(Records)
[BEGIN]

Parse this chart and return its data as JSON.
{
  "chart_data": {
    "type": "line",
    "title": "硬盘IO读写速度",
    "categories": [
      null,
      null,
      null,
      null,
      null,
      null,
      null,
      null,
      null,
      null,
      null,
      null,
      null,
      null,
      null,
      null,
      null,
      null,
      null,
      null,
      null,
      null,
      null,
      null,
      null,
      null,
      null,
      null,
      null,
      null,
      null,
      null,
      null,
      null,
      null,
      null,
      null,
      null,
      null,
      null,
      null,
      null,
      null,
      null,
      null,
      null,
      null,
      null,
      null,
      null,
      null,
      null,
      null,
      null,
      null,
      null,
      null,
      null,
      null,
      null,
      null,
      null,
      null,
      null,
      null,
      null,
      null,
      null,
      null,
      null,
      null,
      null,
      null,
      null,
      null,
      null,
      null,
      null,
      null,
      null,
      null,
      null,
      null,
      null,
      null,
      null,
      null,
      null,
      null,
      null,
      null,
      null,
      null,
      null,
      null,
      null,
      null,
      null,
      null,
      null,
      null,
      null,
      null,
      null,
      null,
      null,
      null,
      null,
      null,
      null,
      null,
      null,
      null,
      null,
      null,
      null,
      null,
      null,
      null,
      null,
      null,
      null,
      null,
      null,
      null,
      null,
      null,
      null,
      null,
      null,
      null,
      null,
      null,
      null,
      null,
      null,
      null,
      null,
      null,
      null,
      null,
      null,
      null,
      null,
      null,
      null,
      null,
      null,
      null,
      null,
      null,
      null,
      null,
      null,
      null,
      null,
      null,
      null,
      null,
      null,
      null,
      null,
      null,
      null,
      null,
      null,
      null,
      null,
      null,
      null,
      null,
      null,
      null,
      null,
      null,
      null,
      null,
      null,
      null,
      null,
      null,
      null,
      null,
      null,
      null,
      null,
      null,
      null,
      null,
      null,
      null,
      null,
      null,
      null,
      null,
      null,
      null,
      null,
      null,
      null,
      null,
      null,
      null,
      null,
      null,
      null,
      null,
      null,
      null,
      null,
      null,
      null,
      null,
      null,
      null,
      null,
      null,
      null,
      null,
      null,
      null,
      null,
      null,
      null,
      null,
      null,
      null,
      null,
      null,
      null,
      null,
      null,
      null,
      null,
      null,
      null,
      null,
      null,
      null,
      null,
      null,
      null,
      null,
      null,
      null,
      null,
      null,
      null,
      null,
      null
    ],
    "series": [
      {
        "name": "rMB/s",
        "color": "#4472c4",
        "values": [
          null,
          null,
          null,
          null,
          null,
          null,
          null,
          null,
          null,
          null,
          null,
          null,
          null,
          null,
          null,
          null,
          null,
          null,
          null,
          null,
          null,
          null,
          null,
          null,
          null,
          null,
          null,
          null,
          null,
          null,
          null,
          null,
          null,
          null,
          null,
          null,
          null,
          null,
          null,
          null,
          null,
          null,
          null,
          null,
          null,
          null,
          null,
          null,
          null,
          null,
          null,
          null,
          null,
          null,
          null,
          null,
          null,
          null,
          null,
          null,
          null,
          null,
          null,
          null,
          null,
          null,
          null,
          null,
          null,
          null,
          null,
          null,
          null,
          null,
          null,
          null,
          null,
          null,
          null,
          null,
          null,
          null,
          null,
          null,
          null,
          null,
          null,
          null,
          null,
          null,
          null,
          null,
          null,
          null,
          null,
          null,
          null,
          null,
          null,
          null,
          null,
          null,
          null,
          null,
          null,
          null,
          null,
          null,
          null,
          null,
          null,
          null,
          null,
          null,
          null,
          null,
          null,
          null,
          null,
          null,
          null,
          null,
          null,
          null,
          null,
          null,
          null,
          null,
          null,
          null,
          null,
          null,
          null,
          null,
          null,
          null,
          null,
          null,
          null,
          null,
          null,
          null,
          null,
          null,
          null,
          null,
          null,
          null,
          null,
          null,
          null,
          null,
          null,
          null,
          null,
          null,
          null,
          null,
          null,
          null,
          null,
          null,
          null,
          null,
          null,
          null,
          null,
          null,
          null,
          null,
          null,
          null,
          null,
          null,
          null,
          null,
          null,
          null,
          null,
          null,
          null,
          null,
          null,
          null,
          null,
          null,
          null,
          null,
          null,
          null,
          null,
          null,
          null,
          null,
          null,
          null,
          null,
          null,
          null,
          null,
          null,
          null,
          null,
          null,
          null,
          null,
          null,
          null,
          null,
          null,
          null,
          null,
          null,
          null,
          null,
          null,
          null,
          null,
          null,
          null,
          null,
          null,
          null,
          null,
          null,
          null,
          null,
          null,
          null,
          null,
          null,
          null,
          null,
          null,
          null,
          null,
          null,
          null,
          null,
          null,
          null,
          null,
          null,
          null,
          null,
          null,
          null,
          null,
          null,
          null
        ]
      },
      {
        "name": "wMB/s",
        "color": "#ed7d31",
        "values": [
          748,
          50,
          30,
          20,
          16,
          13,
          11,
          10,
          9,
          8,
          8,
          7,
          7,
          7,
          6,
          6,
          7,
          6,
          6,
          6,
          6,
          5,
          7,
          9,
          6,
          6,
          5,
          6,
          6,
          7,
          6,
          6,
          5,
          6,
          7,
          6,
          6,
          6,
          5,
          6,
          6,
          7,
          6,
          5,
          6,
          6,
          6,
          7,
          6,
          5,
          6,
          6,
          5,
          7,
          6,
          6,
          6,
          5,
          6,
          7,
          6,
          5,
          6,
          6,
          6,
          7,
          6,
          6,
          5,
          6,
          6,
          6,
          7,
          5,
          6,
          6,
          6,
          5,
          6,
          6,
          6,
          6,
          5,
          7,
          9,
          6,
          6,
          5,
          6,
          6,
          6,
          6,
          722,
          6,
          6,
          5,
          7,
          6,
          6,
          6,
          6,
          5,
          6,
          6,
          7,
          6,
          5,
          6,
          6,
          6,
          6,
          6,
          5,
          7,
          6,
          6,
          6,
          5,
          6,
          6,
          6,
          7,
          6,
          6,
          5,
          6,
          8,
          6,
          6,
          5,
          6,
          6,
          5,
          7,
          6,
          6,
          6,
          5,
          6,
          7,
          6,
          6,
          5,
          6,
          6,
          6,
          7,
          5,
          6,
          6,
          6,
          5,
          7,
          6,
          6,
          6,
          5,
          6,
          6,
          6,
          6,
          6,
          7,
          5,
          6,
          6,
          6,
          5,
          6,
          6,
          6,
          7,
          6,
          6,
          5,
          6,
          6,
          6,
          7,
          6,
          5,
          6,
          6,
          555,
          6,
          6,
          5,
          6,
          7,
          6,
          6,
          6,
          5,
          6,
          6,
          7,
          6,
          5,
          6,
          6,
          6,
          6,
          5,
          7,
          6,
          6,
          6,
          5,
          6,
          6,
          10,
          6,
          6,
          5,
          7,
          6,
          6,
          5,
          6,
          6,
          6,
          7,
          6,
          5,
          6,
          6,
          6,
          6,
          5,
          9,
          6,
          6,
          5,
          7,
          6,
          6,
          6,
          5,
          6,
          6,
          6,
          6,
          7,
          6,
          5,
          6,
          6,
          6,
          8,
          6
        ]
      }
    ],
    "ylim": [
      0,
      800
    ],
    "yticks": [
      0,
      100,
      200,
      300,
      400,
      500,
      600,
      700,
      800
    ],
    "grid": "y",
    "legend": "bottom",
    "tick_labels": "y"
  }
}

[END]

_Exercise directions:_ Extract all lines as given.

_Exercise solution:_
Parse this chart and return its data as JSON.
{
  "chart_data": {
    "type": "line",
    "title": "硬盘IO读写速度",
    "categories": [
      null,
      null,
      null,
      null,
      null,
      null,
      null,
      null,
      null,
      null,
      null,
      null,
      null,
      null,
      null,
      null,
      null,
      null,
      null,
      null,
      null,
      null,
      null,
      null,
      null,
      null,
      null,
      null,
      null,
      null,
      null,
      null,
      null,
      null,
      null,
      null,
      null,
      null,
      null,
      null,
      null,
      null,
      null,
      null,
      null,
      null,
      null,
      null,
      null,
      null,
      null,
      null,
      null,
      null,
      null,
      null,
      null,
      null,
      null,
      null,
      null,
      null,
      null,
      null,
      null,
      null,
      null,
      null,
      null,
      null,
      null,
      null,
      null,
      null,
      null,
      null,
      null,
      null,
      null,
      null,
      null,
      null,
      null,
      null,
      null,
      null,
      null,
      null,
      null,
      null,
      null,
      null,
      null,
      null,
      null,
      null,
      null,
      null,
      null,
      null,
      null,
      null,
      null,
      null,
      null,
      null,
      null,
      null,
      null,
      null,
      null,
      null,
      null,
      null,
      null,
      null,
      null,
      null,
      null,
      null,
      null,
      null,
      null,
      null,
      null,
      null,
      null,
      null,
      null,
      null,
      null,
      null,
      null,
      null,
      null,
      null,
      null,
      null,
      null,
      null,
      null,
      null,
      null,
      null,
      null,
      null,
      null,
      null,
      null,
      null,
      null,
      null,
      null,
      null,
      null,
      null,
      null,
      null,
      null,
      null,
      null,
      null,
      null,
      null,
      null,
      null,
      null,
      null,
      null,
      null,
      null,
      null,
      null,
      null,
      null,
      null,
      null,
      null,
      null,
      null,
      null,
      null,
      null,
      null,
      null,
      null,
      null,
      null,
      null,
      null,
      null,
      null,
      null,
      null,
      null,
      null,
      null,
      null,
      null,
      null,
      null,
      null,
      null,
      null,
      null,
      null,
      null,
      null,
      null,
      null,
      null,
      null,
      null,
      null,
      null,
      null,
      null,
      null,
      null,
      null,
      null,
      null,
      null,
      null,
      null,
      null,
      null,
      null,
      null,
      null,
      null,
      null,
      null,
      null,
      null,
      null,
      null,
      null,
      null,
      null,
      null,
      null,
      null,
      null,
      null,
      null,
      null,
      null,
      null,
      null
    ],
    "series": [
      {
        "name": "rMB/s",
        "color": "#4472c4",
        "values": [
          null,
          null,
          null,
          null,
          null,
          null,
          null,
          null,
          null,
          null,
          null,
          null,
          null,
          null,
          null,
          null,
          null,
          null,
          null,
          null,
          null,
          null,
          null,
          null,
          null,
          null,
          null,
          null,
          null,
          null,
          null,
          null,
          null,
          null,
          null,
          null,
          null,
          null,
          null,
          null,
          null,
          null,
          null,
          null,
          null,
          null,
          null,
          null,
          null,
          null,
          null,
          null,
          null,
          null,
          null,
          null,
          null,
          null,
          null,
          null,
          null,
          null,
          null,
          null,
          null,
          null,
          null,
          null,
          null,
          null,
          null,
          null,
          null,
          null,
          null,
          null,
          null,
          null,
          null,
          null,
          null,
          null,
          null,
          null,
          null,
          null,
          null,
          null,
          null,
          null,
          null,
          null,
          null,
          null,
          null,
          null,
          null,
          null,
          null,
          null,
          null,
          null,
          null,
          null,
          null,
          null,
          null,
          null,
          null,
          null,
          null,
          null,
          null,
          null,
          null,
          null,
          null,
          null,
          null,
          null,
          null,
          null,
          null,
          null,
          null,
          null,
          null,
          null,
          null,
          null,
          null,
          null,
          null,
          null,
          null,
          null,
          null,
          null,
          null,
          null,
          null,
          null,
          null,
          null,
          null,
          null,
          null,
          null,
          null,
          null,
          null,
          null,
          null,
          null,
          null,
          null,
          null,
          null,
          null,
          null,
          null,
          null,
          null,
          null,
          null,
          null,
          null,
          null,
          null,
          null,
          null,
          null,
          null,
          null,
          null,
          null,
          null,
          null,
          null,
          null,
          null,
          null,
          null,
          null,
          null,
          null,
          null,
          null,
          null,
          null,
          null,
          null,
          null,
          null,
          null,
          null,
          null,
          null,
          null,
          null,
          null,
          null,
          null,
          null,
          null,
          null,
          null,
          null,
          null,
          null,
          null,
          null,
          null,
          null,
          null,
          null,
          null,
          null,
          null,
          null,
          null,
          null,
          null,
          null,
          null,
          null,
          null,
          null,
          null,
          null,
          null,
          null,
          null,
          null,
          null,
          null,
          null,
          null,
          null,
          null,
          null,
          null,
          null,
          null,
          null,
          null,
          null,
          null,
          null,
          null
        ]
      },
      {
        "name": "wMB/s",
        "color": "#ed7d31",
        "values": [
          748,
          50,
          30,
          20,
          16,
          13,
          11,
          10,
          9,
          8,
          8,
          7,
          7,
          7,
          6,
          6,
          7,
          6,
          6,
          6,
          6,
          5,
          7,
          9,
          6,
          6,
          5,
          6,
          6,
          7,
          6,
          6,
          5,
          6,
          7,
          6,
          6,
          6,
          5,
          6,
          6,
          7,
          6,
          5,
          6,
          6,
          6,
          7,
          6,
          5,
          6,
          6,
          5,
          7,
          6,
          6,
          6,
          5,
          6,
          7,
          6,
          5,
          6,
          6,
          6,
          7,
          6,
          6,
          5,
          6,
          6,
          6,
          7,
          5,
          6,
          6,
          6,
          5,
          6,
          6,
          6,
          6,
          5,
          7,
          9,
          6,
          6,
          5,
          6,
          6,
          6,
          6,
          722,
          6,
          6,
          5,
          7,
          6,
          6,
          6,
          6,
          5,
          6,
          6,
          7,
          6,
          5,
          6,
          6,
          6,
          6,
          6,
          5,
          7,
          6,
          6,
          6,
          5,
          6,
          6,
          6,
          7,
          6,
          6,
          5,
          6,
          8,
          6,
          6,
          5,
          6,
          6,
          5,
          7,
          6,
          6,
          6,
          5,
          6,
          7,
          6,
          6,
          5,
          6,
          6,
          6,
          7,
          5,
          6,
          6,
          6,
          5,
          7,
          6,
          6,
          6,
          5,
          6,
          6,
          6,
          6,
          6,
          7,
          5,
          6,
          6,
          6,
          5,
          6,
          6,
          6,
          7,
          6,
          6,
          5,
          6,
          6,
          6,
          7,
          6,
          5,
          6,
          6,
          555,
          6,
          6,
          5,
          6,
          7,
          6,
          6,
          6,
          5,
          6,
          6,
          7,
          6,
          5,
          6,
          6,
          6,
          6,
          5,
          7,
          6,
          6,
          6,
          5,
          6,
          6,
          10,
          6,
          6,
          5,
          7,
          6,
          6,
          5,
          6,
          6,
          6,
          7,
          6,
          5,
          6,
          6,
          6,
          6,
          5,
          9,
          6,
          6,
          5,
          7,
          6,
          6,
          6,
          5,
          6,
          6,
          6,
          6,
          7,
          6,
          5,
          6,
          6,
          6,
          8,
          6
        ]
      }
    ],
    "ylim": [
      0,
      800
    ],
    "yticks": [
      0,
      100,
      200,
      300,
      400,
      500,
      600,
      700,
      800
    ],
    "grid": "y",
    "legend": "bottom",
    "tick_labels": "y"
  }
}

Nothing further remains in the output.